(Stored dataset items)
____________________

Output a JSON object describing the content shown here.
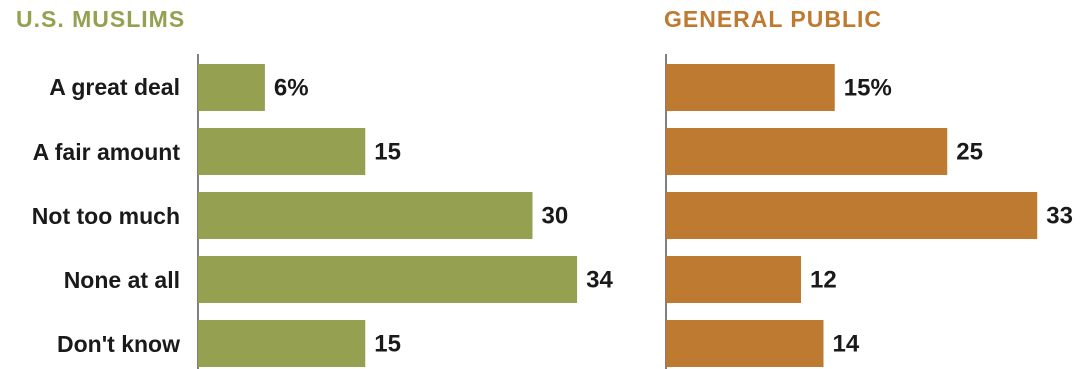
{
  "chart_data": [
    {
      "type": "bar",
      "title": "U.S. MUSLIMS",
      "color": "#95a050",
      "categories": [
        "A great deal",
        "A fair amount",
        "Not too much",
        "None at all",
        "Don't know"
      ],
      "values": [
        6,
        15,
        30,
        34,
        15
      ],
      "value_labels": [
        "6%",
        "15",
        "30",
        "34",
        "15"
      ]
    },
    {
      "type": "bar",
      "title": "GENERAL PUBLIC",
      "color": "#bd7a30",
      "categories": [
        "A great deal",
        "A fair amount",
        "Not too much",
        "None at all",
        "Don't know"
      ],
      "values": [
        15,
        25,
        33,
        12,
        14
      ],
      "value_labels": [
        "15%",
        "25",
        "33",
        "12",
        "14"
      ]
    }
  ]
}
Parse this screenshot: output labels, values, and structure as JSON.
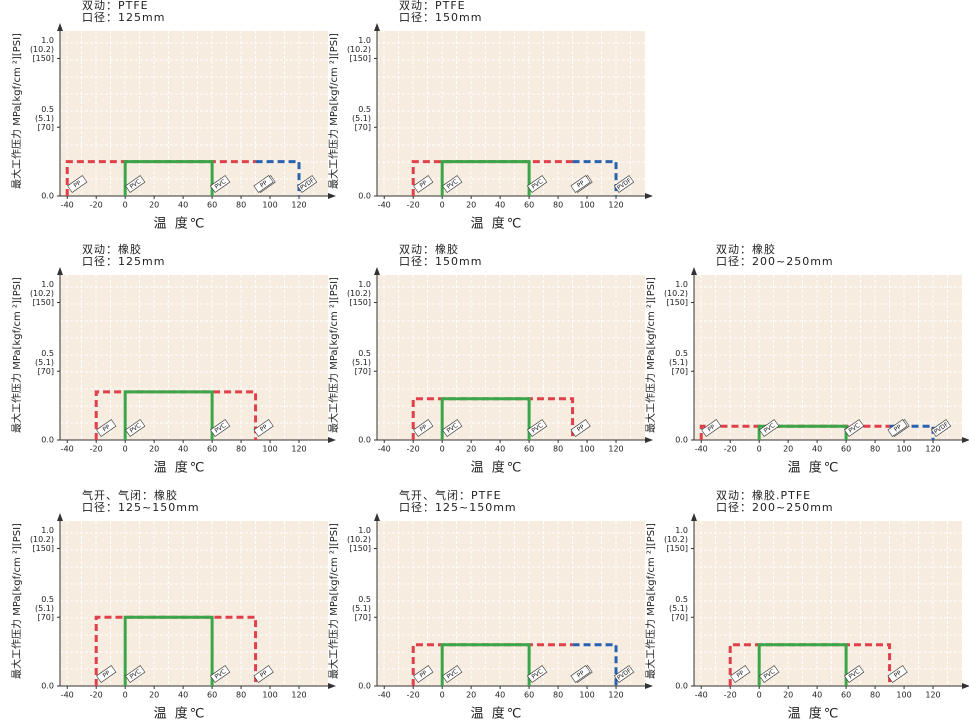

____________________

> [INSTRUCTIONS FOR THE TASK]: Images do not belong in the copy; reproduce all other parts of the records above verbatim.

> [CORRECT ANSWER]:
Output a JSON object describing the content shown here.
{
  "chart_data": [
    {
      "type": "bar",
      "title": "U.S. MUSLIMS",
      "color": "#95a050",
      "categories": [
        "A great deal",
        "A fair amount",
        "Not too much",
        "None at all",
        "Don't know"
      ],
      "values": [
        6,
        15,
        30,
        34,
        15
      ],
      "value_labels": [
        "6%",
        "15",
        "30",
        "34",
        "15"
      ]
    },
    {
      "type": "bar",
      "title": "GENERAL PUBLIC",
      "color": "#bd7a30",
      "categories": [
        "A great deal",
        "A fair amount",
        "Not too much",
        "None at all",
        "Don't know"
      ],
      "values": [
        15,
        25,
        33,
        12,
        14
      ],
      "value_labels": [
        "15%",
        "25",
        "33",
        "12",
        "14"
      ]
    }
  ]
}
Parse this screenshot: output labels, values, and structure as JSON.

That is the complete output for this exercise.